**Aim of the task**. Copy, from the entries below, each line where the word "related" can be found.

**Records provided**.
§ §

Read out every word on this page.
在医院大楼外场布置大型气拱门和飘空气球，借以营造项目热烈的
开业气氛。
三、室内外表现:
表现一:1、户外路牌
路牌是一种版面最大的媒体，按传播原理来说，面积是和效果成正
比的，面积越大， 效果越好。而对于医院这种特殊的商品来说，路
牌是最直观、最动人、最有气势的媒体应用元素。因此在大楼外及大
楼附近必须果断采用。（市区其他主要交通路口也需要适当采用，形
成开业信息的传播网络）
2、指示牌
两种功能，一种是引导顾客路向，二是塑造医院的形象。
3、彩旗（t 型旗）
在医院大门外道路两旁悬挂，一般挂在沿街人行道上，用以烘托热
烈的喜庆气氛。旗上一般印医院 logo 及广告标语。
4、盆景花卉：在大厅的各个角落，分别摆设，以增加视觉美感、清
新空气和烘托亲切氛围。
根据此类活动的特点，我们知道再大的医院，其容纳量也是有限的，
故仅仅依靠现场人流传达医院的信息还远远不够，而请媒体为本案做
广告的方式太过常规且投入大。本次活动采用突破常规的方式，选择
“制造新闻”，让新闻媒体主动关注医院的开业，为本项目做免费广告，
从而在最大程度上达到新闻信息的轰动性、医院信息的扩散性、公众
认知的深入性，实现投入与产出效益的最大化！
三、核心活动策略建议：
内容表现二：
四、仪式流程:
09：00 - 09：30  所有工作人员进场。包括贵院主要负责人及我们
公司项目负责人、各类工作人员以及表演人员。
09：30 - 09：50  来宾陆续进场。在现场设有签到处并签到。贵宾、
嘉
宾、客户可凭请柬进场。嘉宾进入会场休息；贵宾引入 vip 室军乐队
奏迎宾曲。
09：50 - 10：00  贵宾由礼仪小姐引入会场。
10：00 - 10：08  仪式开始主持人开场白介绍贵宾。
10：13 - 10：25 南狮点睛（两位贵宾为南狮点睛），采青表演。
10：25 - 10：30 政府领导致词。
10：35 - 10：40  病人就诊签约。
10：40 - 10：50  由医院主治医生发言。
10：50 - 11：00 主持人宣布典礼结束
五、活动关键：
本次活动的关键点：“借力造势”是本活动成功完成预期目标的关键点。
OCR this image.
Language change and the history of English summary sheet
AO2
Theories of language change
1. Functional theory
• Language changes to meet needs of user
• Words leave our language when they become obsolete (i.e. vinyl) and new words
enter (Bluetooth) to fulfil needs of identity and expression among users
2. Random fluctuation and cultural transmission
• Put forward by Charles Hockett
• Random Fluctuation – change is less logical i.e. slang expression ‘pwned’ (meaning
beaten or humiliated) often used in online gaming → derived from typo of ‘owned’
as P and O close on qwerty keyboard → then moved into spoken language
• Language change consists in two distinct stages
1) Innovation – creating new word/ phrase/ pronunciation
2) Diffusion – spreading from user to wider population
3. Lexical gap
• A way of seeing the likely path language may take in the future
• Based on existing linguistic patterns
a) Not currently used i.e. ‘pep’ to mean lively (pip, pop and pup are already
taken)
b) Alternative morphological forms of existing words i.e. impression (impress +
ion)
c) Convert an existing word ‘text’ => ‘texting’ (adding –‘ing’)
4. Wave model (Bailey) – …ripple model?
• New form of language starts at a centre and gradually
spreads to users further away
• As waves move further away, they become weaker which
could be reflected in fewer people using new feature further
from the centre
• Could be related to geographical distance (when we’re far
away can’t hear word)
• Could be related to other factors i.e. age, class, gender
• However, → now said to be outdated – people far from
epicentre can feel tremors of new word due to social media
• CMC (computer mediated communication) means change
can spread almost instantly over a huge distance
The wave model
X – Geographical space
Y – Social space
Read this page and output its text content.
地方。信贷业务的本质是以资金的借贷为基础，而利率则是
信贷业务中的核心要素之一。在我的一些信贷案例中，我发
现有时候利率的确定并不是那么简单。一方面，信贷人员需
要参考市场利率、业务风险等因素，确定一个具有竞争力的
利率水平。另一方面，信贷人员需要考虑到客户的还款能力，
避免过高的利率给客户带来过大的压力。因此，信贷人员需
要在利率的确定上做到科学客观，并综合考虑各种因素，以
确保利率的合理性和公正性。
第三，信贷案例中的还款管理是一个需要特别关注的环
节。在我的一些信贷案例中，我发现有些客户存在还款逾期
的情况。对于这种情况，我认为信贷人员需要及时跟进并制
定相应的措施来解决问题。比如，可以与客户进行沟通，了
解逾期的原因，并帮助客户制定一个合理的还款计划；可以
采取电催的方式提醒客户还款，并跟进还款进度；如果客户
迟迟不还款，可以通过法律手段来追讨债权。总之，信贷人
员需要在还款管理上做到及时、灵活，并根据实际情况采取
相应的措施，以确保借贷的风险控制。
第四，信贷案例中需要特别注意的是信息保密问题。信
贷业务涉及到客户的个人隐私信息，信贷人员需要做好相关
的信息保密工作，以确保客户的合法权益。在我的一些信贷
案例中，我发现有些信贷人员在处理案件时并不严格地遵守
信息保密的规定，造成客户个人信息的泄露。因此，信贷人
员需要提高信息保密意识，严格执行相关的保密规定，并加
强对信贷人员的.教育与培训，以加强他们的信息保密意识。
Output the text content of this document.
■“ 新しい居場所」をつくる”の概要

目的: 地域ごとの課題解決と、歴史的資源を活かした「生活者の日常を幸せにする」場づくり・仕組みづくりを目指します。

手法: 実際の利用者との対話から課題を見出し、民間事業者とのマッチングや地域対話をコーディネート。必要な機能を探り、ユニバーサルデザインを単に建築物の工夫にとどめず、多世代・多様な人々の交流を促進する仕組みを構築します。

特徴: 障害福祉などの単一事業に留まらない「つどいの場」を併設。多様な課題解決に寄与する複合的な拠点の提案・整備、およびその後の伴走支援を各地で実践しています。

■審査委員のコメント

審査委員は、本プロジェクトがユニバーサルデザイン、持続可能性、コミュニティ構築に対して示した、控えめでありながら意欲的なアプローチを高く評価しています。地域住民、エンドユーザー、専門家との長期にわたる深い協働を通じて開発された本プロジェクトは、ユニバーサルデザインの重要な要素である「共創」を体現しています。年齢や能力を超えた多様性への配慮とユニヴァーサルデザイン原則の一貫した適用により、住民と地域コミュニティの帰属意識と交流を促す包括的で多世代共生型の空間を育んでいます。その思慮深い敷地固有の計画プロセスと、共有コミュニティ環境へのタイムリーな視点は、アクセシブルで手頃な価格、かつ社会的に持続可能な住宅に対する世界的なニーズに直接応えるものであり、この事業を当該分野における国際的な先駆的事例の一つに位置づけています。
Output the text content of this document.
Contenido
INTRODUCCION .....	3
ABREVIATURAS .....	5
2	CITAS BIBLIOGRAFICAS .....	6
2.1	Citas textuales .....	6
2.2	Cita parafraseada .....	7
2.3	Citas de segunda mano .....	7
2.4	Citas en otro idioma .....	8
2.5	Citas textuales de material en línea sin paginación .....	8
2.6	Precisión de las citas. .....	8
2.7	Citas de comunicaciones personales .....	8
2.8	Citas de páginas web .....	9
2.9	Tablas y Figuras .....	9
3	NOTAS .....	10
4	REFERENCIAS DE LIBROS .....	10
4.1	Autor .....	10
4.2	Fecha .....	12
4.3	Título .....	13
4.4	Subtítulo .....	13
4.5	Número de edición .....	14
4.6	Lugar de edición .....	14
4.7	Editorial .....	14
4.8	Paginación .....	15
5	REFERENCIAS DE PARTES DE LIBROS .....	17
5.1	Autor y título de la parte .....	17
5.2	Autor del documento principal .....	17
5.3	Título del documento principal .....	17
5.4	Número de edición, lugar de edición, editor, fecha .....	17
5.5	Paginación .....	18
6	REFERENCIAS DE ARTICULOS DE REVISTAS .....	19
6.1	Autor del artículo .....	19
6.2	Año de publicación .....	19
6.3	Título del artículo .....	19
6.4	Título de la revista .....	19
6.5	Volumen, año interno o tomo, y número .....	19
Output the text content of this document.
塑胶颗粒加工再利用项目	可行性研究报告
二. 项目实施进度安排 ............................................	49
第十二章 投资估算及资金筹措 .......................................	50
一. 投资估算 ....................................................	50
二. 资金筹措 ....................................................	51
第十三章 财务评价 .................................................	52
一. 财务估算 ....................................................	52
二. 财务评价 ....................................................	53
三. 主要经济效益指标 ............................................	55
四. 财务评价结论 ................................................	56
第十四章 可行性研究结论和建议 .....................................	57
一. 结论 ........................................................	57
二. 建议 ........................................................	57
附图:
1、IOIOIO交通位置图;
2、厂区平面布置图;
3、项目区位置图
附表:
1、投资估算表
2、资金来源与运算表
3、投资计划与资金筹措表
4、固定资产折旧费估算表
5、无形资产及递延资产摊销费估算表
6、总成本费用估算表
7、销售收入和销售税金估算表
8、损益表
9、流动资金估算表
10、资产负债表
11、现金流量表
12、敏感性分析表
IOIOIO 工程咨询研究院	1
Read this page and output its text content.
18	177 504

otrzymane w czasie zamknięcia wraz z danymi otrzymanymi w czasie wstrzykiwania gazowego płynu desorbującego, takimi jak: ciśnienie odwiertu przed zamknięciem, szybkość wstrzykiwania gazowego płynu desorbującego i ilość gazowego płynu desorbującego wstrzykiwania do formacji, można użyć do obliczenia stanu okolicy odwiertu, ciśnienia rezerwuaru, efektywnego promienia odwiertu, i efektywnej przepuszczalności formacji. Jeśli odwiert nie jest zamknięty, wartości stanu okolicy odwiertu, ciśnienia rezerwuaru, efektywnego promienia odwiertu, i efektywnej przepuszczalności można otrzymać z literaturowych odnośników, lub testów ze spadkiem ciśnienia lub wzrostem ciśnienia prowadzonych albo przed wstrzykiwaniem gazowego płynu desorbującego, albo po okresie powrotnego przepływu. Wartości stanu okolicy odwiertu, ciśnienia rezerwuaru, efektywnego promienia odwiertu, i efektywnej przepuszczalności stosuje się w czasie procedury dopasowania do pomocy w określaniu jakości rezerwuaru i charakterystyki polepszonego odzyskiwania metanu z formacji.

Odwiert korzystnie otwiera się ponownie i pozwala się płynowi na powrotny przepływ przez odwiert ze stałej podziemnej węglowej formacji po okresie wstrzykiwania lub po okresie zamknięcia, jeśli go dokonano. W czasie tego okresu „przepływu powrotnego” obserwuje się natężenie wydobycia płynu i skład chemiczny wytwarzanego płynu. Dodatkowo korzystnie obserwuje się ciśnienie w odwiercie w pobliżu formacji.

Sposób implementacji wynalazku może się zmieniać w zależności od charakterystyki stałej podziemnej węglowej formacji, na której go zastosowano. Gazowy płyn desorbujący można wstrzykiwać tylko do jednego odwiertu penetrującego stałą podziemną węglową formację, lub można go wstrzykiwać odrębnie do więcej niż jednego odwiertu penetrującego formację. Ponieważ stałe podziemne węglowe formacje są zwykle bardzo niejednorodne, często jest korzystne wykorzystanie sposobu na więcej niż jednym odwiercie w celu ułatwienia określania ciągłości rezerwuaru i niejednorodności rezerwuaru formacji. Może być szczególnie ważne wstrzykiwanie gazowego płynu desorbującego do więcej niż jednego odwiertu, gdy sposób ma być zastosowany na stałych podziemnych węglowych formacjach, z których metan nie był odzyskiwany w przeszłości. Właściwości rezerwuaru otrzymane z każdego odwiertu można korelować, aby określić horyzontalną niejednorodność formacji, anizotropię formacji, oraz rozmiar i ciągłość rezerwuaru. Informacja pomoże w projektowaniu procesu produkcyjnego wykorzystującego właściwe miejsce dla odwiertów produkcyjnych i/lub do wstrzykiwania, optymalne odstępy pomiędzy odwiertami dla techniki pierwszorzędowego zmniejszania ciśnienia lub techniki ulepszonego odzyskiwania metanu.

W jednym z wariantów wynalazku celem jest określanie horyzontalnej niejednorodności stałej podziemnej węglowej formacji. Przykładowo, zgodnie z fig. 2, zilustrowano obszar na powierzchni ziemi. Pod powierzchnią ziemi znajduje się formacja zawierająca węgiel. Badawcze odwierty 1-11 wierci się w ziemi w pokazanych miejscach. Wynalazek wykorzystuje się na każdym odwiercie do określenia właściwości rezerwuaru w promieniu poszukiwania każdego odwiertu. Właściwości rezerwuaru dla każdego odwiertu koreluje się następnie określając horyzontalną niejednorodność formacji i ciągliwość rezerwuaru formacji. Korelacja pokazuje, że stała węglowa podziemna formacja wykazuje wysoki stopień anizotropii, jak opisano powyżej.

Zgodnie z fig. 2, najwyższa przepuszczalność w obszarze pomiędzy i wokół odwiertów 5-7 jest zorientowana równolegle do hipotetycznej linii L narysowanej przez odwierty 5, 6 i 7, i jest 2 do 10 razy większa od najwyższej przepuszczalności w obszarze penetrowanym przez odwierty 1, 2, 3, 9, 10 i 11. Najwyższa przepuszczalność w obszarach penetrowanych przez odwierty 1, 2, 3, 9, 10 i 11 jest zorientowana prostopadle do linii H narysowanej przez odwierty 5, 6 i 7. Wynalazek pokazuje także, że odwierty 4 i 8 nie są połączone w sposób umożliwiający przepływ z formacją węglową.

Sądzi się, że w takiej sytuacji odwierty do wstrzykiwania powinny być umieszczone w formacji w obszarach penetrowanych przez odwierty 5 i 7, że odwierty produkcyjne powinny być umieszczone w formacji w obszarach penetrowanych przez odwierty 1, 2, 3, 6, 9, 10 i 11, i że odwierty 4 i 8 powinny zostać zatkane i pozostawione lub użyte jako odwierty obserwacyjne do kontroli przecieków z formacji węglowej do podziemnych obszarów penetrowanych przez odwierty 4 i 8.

§ §

**Exercise solution**.
• Could be related to geographical distance (when we’re far
• Could be related to other factors i.e. age, class, gender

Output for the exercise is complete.